══ DATA LISTING ══

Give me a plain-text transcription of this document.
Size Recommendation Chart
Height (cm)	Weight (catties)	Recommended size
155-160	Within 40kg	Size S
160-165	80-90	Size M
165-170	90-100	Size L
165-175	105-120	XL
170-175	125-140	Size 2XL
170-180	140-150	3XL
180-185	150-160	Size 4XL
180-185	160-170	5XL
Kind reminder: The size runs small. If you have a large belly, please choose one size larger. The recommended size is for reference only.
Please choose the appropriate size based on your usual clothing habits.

═══

- GIVEN EXERCISE -
Check every line of the listing for the string "choose" and report how many lines have it, as a number alone.

- COMPLETED TASK -
2